**SHORT TASK**:
Without including any pictures, copy each entry below exactly.
__________
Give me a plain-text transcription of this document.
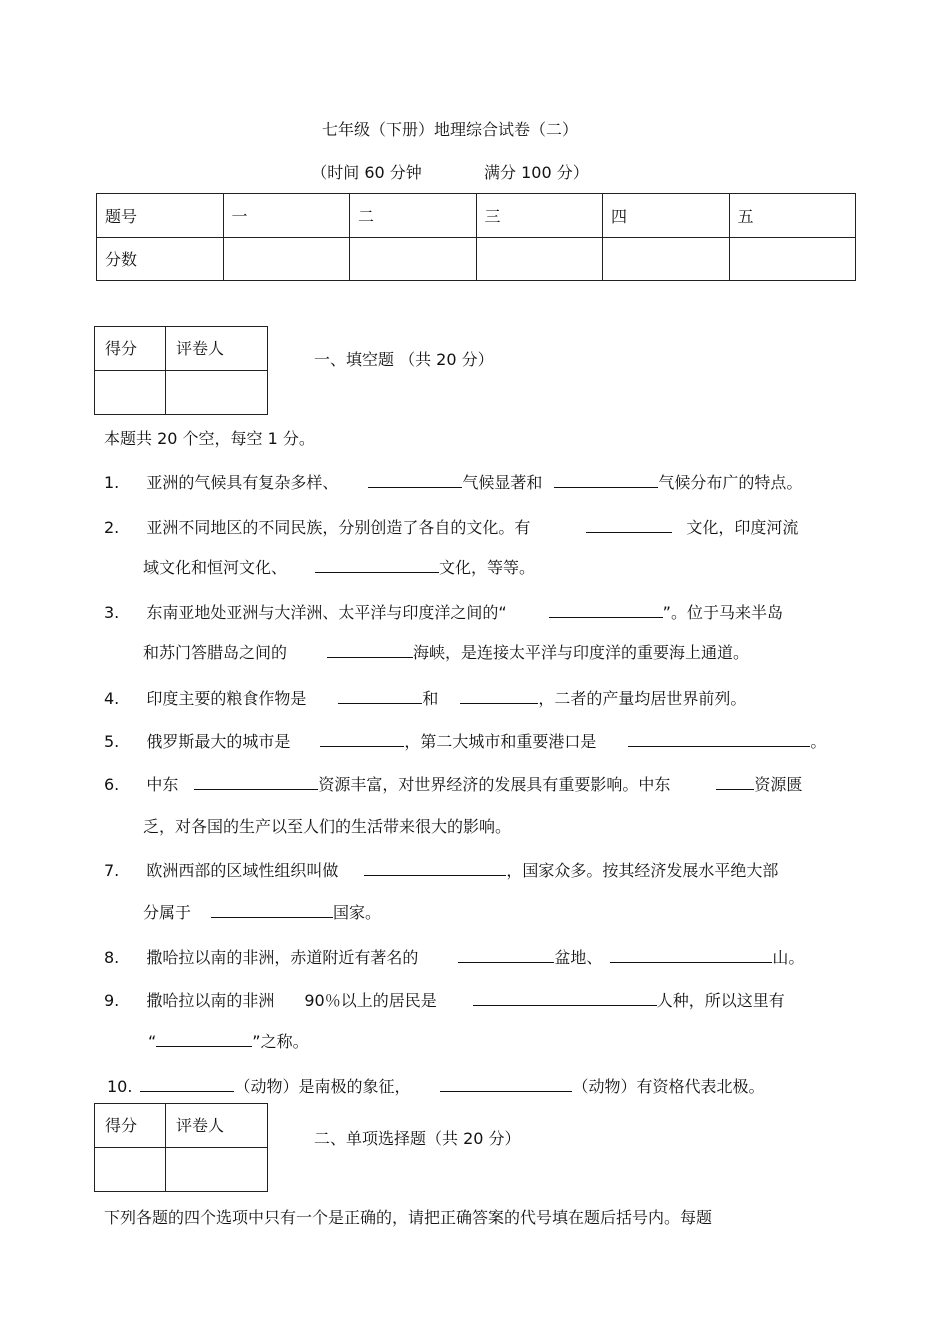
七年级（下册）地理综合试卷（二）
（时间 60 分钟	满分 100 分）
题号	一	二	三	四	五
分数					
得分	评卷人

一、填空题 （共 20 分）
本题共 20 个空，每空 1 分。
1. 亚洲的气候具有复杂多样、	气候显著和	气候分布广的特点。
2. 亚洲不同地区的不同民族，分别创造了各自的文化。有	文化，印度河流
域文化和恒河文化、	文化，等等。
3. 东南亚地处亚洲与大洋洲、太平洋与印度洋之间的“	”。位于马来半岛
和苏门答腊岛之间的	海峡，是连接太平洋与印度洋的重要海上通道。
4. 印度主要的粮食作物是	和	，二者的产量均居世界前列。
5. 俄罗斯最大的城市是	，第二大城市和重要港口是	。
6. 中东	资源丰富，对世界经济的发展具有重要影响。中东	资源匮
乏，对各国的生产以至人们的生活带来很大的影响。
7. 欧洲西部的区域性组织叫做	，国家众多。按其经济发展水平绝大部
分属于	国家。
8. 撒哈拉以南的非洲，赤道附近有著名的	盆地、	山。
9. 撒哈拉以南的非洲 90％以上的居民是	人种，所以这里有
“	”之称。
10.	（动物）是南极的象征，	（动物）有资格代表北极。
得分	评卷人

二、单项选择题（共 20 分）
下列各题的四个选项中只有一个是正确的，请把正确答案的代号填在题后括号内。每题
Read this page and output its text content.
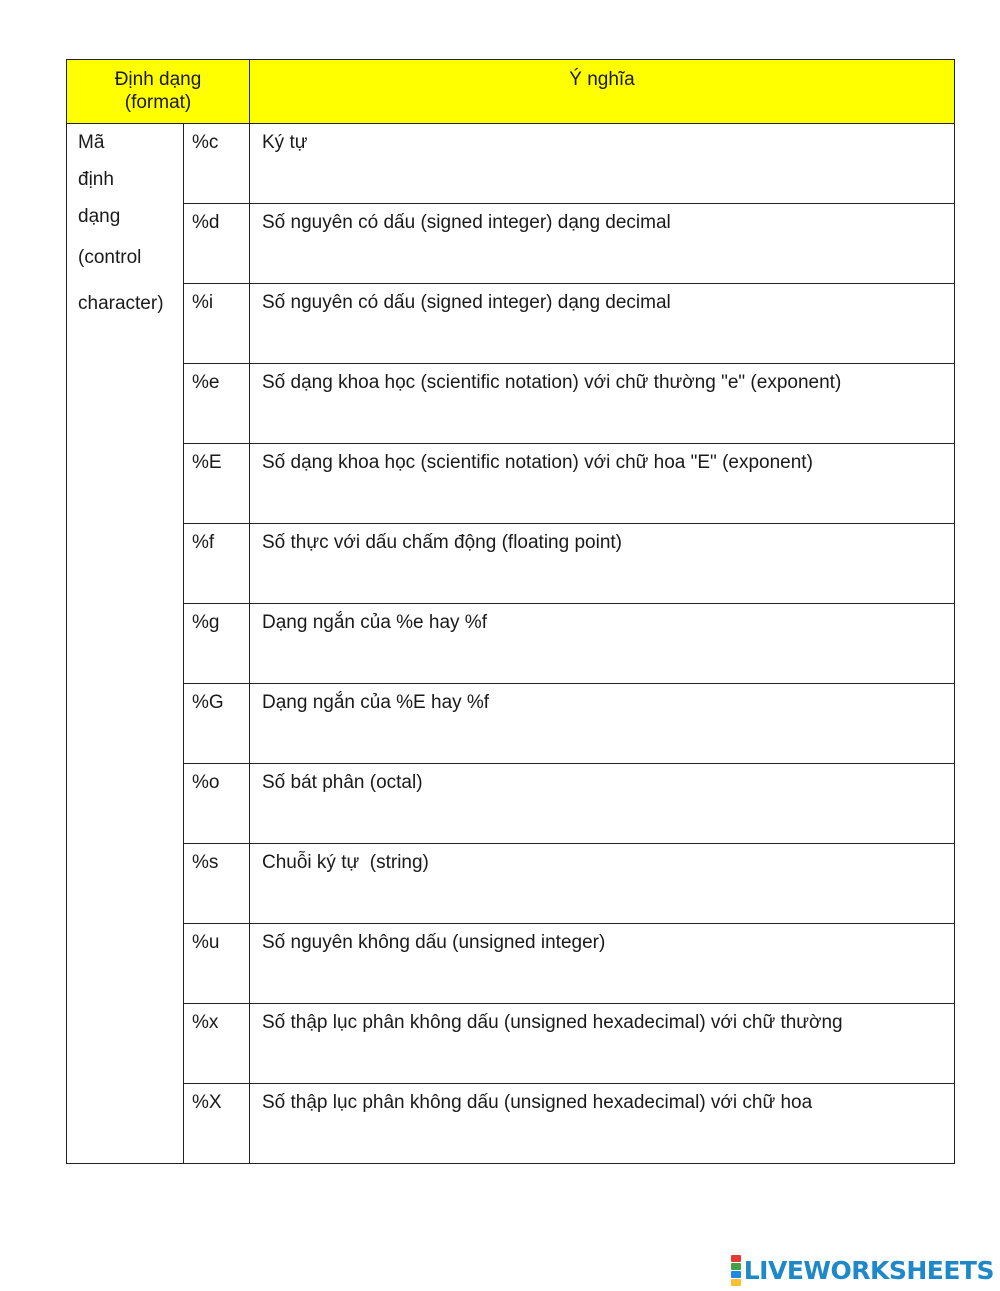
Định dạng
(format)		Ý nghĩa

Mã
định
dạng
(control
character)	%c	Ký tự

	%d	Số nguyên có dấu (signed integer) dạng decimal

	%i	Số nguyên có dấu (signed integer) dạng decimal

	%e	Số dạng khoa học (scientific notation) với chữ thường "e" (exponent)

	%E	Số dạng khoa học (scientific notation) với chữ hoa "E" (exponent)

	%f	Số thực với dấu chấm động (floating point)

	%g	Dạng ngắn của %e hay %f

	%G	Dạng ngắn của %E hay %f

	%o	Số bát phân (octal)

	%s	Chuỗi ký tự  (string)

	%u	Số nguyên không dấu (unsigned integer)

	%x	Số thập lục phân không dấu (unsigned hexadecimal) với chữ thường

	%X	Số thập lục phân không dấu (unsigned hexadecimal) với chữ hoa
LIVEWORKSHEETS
__________
**SOLUTION FOR THIS EXERCISE**:
Give me a plain-text transcription of this document.
七年级（下册）地理综合试卷（二）
（时间 60 分钟	满分 100 分）
题号	一	二	三	四	五
分数					
得分	评卷人

一、填空题 （共 20 分）
本题共 20 个空，每空 1 分。
1. 亚洲的气候具有复杂多样、	气候显著和	气候分布广的特点。
2. 亚洲不同地区的不同民族，分别创造了各自的文化。有	文化，印度河流
域文化和恒河文化、	文化，等等。
3. 东南亚地处亚洲与大洋洲、太平洋与印度洋之间的“	”。位于马来半岛
和苏门答腊岛之间的	海峡，是连接太平洋与印度洋的重要海上通道。
4. 印度主要的粮食作物是	和	，二者的产量均居世界前列。
5. 俄罗斯最大的城市是	，第二大城市和重要港口是	。
6. 中东	资源丰富，对世界经济的发展具有重要影响。中东	资源匮
乏，对各国的生产以至人们的生活带来很大的影响。
7. 欧洲西部的区域性组织叫做	，国家众多。按其经济发展水平绝大部
分属于	国家。
8. 撒哈拉以南的非洲，赤道附近有著名的	盆地、	山。
9. 撒哈拉以南的非洲 90％以上的居民是	人种，所以这里有
“	”之称。
10.	（动物）是南极的象征，	（动物）有资格代表北极。
得分	评卷人

二、单项选择题（共 20 分）
下列各题的四个选项中只有一个是正确的，请把正确答案的代号填在题后括号内。每题
Read this page and output its text content.
Định dạng
(format)		Ý nghĩa

Mã
định
dạng
(control
character)	%c	Ký tự

	%d	Số nguyên có dấu (signed integer) dạng decimal

	%i	Số nguyên có dấu (signed integer) dạng decimal

	%e	Số dạng khoa học (scientific notation) với chữ thường "e" (exponent)

	%E	Số dạng khoa học (scientific notation) với chữ hoa "E" (exponent)

	%f	Số thực với dấu chấm động (floating point)

	%g	Dạng ngắn của %e hay %f

	%G	Dạng ngắn của %E hay %f

	%o	Số bát phân (octal)

	%s	Chuỗi ký tự  (string)

	%u	Số nguyên không dấu (unsigned integer)

	%x	Số thập lục phân không dấu (unsigned hexadecimal) với chữ thường

	%X	Số thập lục phân không dấu (unsigned hexadecimal) với chữ hoa
LIVEWORKSHEETS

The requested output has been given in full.